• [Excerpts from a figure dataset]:
/---

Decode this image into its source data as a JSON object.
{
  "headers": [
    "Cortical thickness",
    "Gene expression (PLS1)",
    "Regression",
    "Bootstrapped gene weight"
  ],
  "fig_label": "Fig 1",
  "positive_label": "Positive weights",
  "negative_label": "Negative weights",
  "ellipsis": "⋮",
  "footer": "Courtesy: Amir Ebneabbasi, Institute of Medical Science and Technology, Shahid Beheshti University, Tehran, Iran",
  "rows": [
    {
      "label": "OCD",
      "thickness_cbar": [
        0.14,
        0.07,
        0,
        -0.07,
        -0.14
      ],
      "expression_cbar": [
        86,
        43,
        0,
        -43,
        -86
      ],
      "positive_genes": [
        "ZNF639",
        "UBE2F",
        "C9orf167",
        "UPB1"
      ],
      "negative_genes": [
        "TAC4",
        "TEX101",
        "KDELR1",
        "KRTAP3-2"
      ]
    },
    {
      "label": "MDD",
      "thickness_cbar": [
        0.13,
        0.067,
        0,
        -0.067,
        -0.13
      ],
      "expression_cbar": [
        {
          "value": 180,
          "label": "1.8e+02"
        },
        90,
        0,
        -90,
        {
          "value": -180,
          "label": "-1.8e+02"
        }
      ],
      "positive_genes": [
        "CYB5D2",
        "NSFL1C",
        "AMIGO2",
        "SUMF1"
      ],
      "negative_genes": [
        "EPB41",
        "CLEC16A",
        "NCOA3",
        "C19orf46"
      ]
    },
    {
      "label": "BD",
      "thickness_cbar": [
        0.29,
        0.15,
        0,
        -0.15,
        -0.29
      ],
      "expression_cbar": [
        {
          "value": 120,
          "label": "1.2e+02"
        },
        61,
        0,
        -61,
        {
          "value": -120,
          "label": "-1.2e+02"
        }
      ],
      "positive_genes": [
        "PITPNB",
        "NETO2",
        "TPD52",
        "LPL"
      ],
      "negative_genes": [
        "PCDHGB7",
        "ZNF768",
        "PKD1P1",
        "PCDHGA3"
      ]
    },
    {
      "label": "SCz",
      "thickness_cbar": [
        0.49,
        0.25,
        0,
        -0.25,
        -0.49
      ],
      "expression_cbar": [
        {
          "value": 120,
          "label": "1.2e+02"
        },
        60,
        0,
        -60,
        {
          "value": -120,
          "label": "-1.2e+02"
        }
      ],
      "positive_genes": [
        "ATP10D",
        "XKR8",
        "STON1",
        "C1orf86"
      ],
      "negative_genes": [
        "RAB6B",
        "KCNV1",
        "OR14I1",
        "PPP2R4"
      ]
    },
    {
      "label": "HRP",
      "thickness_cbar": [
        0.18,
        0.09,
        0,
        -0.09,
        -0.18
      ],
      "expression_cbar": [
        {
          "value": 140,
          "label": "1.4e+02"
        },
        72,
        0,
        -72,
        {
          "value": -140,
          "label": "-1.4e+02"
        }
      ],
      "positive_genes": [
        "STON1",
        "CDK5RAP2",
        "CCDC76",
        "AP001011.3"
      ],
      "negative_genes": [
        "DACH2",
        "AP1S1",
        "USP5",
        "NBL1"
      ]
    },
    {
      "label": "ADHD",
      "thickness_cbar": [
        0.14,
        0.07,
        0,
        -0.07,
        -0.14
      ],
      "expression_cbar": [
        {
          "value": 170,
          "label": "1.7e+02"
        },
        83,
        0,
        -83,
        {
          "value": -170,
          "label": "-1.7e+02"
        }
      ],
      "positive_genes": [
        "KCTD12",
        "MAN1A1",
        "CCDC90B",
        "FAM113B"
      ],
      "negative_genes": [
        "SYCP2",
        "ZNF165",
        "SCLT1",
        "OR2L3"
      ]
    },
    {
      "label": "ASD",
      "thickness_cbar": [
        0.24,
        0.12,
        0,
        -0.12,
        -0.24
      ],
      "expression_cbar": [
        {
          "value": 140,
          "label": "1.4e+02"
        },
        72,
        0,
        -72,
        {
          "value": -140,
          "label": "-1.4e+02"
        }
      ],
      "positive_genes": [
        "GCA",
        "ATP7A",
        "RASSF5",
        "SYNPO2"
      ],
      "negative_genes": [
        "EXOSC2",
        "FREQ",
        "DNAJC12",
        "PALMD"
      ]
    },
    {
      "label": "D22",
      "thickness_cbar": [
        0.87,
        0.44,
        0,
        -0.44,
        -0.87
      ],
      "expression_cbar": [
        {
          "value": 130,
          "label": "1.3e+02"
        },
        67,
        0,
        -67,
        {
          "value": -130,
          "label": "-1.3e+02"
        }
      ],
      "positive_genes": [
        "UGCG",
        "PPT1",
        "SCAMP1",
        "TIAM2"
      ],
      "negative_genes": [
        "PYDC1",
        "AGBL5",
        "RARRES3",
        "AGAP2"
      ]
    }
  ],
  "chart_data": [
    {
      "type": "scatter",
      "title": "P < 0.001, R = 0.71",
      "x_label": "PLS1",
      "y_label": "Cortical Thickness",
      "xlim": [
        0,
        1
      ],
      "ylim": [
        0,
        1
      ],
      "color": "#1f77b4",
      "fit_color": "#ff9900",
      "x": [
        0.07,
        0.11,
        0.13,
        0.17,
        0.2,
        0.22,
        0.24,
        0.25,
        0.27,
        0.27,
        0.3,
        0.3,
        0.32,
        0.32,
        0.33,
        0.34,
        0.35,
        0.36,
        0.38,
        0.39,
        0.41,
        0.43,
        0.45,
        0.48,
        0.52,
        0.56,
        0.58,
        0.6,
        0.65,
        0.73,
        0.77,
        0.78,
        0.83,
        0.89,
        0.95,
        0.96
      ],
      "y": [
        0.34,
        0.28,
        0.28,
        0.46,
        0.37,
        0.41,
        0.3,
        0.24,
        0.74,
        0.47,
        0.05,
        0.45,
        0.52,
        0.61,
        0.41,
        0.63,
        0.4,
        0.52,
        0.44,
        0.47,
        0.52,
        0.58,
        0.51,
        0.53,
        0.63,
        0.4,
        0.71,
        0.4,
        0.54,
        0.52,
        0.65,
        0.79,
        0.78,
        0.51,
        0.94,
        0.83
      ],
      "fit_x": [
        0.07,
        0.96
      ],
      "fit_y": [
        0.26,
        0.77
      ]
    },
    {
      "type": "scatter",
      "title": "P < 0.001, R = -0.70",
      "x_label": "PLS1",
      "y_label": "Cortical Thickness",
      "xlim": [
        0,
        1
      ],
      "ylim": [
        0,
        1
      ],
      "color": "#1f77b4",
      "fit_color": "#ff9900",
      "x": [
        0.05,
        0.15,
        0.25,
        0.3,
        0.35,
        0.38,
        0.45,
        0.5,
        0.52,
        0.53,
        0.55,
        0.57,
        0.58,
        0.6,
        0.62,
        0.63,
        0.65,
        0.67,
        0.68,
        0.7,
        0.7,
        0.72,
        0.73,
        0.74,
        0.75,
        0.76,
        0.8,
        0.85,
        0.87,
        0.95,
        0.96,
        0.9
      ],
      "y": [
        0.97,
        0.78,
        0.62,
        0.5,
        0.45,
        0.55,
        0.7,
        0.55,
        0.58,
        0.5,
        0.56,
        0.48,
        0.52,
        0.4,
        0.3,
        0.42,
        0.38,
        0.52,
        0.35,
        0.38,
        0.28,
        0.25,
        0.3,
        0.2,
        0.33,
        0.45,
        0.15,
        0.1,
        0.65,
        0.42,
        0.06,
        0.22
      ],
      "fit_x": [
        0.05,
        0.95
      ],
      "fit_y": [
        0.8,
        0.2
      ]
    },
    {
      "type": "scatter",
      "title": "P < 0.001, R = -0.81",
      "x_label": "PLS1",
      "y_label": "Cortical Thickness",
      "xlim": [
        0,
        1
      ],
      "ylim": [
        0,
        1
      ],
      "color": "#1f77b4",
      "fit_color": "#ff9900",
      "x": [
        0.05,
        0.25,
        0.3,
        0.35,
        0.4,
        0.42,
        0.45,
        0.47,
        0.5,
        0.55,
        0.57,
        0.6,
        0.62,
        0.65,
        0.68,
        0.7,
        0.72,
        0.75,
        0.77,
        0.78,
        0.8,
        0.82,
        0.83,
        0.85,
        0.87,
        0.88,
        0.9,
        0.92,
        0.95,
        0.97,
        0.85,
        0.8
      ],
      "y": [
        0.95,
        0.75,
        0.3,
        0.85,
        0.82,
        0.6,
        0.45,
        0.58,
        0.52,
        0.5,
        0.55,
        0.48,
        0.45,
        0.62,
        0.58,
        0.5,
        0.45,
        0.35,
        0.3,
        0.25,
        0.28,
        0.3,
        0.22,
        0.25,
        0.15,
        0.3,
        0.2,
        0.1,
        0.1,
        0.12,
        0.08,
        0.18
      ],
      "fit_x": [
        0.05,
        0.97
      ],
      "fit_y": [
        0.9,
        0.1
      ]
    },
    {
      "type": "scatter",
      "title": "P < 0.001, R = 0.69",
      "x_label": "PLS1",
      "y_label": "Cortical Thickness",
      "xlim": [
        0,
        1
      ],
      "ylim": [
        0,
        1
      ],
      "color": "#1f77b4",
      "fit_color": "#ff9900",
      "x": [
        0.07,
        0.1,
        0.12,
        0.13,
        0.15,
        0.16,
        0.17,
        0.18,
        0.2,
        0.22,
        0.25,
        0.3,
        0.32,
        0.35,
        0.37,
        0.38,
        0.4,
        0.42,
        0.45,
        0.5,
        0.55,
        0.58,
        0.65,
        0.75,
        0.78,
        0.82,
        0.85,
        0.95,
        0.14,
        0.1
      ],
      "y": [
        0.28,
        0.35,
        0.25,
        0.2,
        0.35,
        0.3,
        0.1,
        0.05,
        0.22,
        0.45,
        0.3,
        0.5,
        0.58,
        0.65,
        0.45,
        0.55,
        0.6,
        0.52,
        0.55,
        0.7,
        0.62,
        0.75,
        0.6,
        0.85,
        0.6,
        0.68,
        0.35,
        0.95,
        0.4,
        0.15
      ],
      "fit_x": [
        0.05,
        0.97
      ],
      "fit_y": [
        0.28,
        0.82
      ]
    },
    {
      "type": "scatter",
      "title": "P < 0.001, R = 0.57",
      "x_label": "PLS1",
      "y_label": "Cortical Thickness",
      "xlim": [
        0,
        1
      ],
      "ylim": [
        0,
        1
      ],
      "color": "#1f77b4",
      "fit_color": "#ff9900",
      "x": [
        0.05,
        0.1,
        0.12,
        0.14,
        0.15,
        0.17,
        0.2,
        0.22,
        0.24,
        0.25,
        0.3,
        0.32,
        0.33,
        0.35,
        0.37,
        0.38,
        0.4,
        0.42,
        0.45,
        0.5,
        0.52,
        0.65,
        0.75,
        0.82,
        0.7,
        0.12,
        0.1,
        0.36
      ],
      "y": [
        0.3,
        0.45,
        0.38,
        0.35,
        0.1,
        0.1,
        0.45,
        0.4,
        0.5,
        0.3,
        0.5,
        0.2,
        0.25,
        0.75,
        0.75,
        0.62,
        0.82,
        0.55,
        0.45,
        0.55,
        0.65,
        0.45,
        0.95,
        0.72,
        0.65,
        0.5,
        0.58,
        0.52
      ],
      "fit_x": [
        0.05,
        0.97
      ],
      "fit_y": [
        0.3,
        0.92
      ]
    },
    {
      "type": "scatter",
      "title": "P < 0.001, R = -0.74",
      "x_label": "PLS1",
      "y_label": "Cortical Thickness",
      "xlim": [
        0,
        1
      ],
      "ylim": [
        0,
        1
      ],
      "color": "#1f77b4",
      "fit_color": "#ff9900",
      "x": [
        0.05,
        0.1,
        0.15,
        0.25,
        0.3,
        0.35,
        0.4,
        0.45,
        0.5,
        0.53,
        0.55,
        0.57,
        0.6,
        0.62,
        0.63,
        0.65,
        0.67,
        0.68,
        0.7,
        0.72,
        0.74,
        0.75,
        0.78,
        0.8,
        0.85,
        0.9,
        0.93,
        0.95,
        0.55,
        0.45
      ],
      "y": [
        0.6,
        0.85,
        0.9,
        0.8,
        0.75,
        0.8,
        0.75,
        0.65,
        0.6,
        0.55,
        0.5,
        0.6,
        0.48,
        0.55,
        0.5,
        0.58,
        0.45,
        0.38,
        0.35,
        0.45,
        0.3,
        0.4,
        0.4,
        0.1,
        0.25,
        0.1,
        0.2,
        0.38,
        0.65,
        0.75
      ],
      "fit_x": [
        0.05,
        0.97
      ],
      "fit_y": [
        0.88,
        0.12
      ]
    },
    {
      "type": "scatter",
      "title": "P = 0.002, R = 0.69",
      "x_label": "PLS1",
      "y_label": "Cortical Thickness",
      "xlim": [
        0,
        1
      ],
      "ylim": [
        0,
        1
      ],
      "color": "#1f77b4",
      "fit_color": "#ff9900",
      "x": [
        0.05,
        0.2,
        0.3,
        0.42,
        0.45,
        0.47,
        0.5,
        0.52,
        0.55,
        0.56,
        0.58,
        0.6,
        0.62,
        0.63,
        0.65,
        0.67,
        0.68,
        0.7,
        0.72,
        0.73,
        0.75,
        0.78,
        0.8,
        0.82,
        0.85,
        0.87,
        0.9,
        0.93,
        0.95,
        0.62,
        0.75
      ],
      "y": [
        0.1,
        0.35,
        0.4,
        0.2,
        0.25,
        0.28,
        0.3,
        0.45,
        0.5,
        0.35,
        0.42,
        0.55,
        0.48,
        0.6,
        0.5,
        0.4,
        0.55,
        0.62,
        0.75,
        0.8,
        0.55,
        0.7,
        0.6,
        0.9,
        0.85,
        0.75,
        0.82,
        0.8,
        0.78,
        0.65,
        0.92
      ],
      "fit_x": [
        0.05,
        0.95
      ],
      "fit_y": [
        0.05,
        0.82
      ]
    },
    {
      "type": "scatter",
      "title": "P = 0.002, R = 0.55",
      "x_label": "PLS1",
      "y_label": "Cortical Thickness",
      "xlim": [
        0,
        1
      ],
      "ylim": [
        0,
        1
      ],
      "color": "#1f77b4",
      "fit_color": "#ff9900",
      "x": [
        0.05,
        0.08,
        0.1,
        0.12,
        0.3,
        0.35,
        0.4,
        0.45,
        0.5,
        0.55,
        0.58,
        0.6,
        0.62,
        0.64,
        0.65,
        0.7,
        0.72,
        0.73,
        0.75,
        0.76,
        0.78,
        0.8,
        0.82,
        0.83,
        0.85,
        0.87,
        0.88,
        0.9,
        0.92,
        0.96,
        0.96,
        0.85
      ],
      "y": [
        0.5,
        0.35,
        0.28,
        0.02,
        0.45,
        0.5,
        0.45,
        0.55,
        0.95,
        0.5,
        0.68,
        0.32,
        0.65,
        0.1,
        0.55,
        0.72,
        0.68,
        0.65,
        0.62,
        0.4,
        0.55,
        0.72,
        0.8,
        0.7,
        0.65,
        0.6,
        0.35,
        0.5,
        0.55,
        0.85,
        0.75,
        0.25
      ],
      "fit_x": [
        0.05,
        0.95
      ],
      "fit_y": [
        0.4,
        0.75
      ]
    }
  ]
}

\---

• [What is expected]: Look through the entries above and report each line where the string "weights" occurs.

• [Response area]:
  "positive_label": "Positive weights",
  "negative_label": "Negative weights",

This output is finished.